Items from a data source:
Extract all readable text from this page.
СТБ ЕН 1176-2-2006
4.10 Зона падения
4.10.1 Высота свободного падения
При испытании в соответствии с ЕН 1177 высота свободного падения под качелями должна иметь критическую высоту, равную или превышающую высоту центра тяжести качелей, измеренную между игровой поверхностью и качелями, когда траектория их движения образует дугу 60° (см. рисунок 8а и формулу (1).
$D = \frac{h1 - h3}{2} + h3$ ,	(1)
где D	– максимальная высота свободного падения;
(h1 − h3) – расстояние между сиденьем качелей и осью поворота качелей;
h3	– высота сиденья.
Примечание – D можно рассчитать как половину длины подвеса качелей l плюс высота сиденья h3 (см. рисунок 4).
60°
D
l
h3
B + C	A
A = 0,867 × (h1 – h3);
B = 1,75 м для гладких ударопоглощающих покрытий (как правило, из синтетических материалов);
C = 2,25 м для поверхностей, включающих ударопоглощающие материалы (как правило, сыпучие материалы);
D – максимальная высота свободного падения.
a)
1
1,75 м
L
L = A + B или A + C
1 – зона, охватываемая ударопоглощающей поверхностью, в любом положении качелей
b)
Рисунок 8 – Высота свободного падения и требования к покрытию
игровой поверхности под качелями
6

**WRITTEN PROBLEM:** Look through the data and show every line containing "между".

**FINAL ANSWER:**
При испытании в соответствии с ЕН 1177 высота свободного падения под качелями должна иметь критическую высоту, равную или превышающую высоту центра тяжести качелей, измеренную между игровой поверхностью и качелями, когда траектория их движения образует дугу 60° (см. рисунок 8а и формулу (1).
(h1 − h3) – расстояние между сиденьем качелей и осью поворота качелей;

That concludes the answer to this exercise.